## What needs to be done
Print every line of the listing exactly, please.

Dataset excerpts
━━━

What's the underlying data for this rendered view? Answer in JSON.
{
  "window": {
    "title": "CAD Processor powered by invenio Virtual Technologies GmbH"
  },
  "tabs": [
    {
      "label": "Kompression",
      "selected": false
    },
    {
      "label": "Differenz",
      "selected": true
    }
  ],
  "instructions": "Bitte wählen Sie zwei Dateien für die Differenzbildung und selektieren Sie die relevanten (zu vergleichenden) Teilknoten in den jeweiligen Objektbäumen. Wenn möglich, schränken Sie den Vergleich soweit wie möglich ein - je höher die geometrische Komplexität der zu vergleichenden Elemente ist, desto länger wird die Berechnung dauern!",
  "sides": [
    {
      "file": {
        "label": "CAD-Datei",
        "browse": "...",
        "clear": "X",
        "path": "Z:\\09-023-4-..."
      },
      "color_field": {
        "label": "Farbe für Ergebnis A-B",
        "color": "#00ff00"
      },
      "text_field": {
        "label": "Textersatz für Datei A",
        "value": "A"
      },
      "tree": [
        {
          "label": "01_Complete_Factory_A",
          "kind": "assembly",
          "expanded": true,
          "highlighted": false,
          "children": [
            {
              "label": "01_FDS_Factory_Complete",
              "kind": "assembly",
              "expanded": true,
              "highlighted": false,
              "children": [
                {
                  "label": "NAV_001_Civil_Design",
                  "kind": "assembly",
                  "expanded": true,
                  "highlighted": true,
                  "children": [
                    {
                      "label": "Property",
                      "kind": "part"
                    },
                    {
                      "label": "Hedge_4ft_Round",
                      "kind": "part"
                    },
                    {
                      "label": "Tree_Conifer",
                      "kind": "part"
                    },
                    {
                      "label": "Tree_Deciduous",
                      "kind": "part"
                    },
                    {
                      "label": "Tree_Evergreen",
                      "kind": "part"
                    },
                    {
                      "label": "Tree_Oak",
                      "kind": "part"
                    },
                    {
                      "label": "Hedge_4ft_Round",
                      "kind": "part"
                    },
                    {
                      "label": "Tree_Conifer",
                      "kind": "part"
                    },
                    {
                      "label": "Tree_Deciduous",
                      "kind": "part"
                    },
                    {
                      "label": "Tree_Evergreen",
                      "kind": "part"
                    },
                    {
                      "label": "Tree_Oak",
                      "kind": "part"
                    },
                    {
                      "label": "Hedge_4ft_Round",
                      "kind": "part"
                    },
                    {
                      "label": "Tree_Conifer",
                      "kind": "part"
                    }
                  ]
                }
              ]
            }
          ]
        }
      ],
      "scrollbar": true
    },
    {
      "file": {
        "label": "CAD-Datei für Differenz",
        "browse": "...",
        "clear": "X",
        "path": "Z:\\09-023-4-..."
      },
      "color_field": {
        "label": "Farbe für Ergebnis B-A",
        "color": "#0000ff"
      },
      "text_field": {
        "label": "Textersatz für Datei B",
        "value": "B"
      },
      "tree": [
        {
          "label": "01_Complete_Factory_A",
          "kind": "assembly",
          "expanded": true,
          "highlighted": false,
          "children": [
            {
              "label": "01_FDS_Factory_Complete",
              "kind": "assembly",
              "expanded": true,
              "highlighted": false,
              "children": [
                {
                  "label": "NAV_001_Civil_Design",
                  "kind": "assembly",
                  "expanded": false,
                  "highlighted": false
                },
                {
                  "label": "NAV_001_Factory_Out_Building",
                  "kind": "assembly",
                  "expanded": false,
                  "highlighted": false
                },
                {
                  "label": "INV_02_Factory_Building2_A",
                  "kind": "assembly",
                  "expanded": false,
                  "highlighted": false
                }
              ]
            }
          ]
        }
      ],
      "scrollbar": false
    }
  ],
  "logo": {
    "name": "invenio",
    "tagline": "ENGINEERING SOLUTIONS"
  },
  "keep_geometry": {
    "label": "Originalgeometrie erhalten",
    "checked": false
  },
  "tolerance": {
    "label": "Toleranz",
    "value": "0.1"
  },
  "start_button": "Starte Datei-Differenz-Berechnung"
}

━━━

## Finished answer
What's the underlying data for this rendered view? Answer in JSON.
{
  "window": {
    "title": "CAD Processor powered by invenio Virtual Technologies GmbH"
  },
  "tabs": [
    {
      "label": "Kompression",
      "selected": false
    },
    {
      "label": "Differenz",
      "selected": true
    }
  ],
  "instructions": "Bitte wählen Sie zwei Dateien für die Differenzbildung und selektieren Sie die relevanten (zu vergleichenden) Teilknoten in den jeweiligen Objektbäumen. Wenn möglich, schränken Sie den Vergleich soweit wie möglich ein - je höher die geometrische Komplexität der zu vergleichenden Elemente ist, desto länger wird die Berechnung dauern!",
  "sides": [
    {
      "file": {
        "label": "CAD-Datei",
        "browse": "...",
        "clear": "X",
        "path": "Z:\\09-023-4-..."
      },
      "color_field": {
        "label": "Farbe für Ergebnis A-B",
        "color": "#00ff00"
      },
      "text_field": {
        "label": "Textersatz für Datei A",
        "value": "A"
      },
      "tree": [
        {
          "label": "01_Complete_Factory_A",
          "kind": "assembly",
          "expanded": true,
          "highlighted": false,
          "children": [
            {
              "label": "01_FDS_Factory_Complete",
              "kind": "assembly",
              "expanded": true,
              "highlighted": false,
              "children": [
                {
                  "label": "NAV_001_Civil_Design",
                  "kind": "assembly",
                  "expanded": true,
                  "highlighted": true,
                  "children": [
                    {
                      "label": "Property",
                      "kind": "part"
                    },
                    {
                      "label": "Hedge_4ft_Round",
                      "kind": "part"
                    },
                    {
                      "label": "Tree_Conifer",
                      "kind": "part"
                    },
                    {
                      "label": "Tree_Deciduous",
                      "kind": "part"
                    },
                    {
                      "label": "Tree_Evergreen",
                      "kind": "part"
                    },
                    {
                      "label": "Tree_Oak",
                      "kind": "part"
                    },
                    {
                      "label": "Hedge_4ft_Round",
                      "kind": "part"
                    },
                    {
                      "label": "Tree_Conifer",
                      "kind": "part"
                    },
                    {
                      "label": "Tree_Deciduous",
                      "kind": "part"
                    },
                    {
                      "label": "Tree_Evergreen",
                      "kind": "part"
                    },
                    {
                      "label": "Tree_Oak",
                      "kind": "part"
                    },
                    {
                      "label": "Hedge_4ft_Round",
                      "kind": "part"
                    },
                    {
                      "label": "Tree_Conifer",
                      "kind": "part"
                    }
                  ]
                }
              ]
            }
          ]
        }
      ],
      "scrollbar": true
    },
    {
      "file": {
        "label": "CAD-Datei für Differenz",
        "browse": "...",
        "clear": "X",
        "path": "Z:\\09-023-4-..."
      },
      "color_field": {
        "label": "Farbe für Ergebnis B-A",
        "color": "#0000ff"
      },
      "text_field": {
        "label": "Textersatz für Datei B",
        "value": "B"
      },
      "tree": [
        {
          "label": "01_Complete_Factory_A",
          "kind": "assembly",
          "expanded": true,
          "highlighted": false,
          "children": [
            {
              "label": "01_FDS_Factory_Complete",
              "kind": "assembly",
              "expanded": true,
              "highlighted": false,
              "children": [
                {
                  "label": "NAV_001_Civil_Design",
                  "kind": "assembly",
                  "expanded": false,
                  "highlighted": false
                },
                {
                  "label": "NAV_001_Factory_Out_Building",
                  "kind": "assembly",
                  "expanded": false,
                  "highlighted": false
                },
                {
                  "label": "INV_02_Factory_Building2_A",
                  "kind": "assembly",
                  "expanded": false,
                  "highlighted": false
                }
              ]
            }
          ]
        }
      ],
      "scrollbar": false
    }
  ],
  "logo": {
    "name": "invenio",
    "tagline": "ENGINEERING SOLUTIONS"
  },
  "keep_geometry": {
    "label": "Originalgeometrie erhalten",
    "checked": false
  },
  "tolerance": {
    "label": "Toleranz",
    "value": "0.1"
  },
  "start_button": "Starte Datei-Differenz-Berechnung"
}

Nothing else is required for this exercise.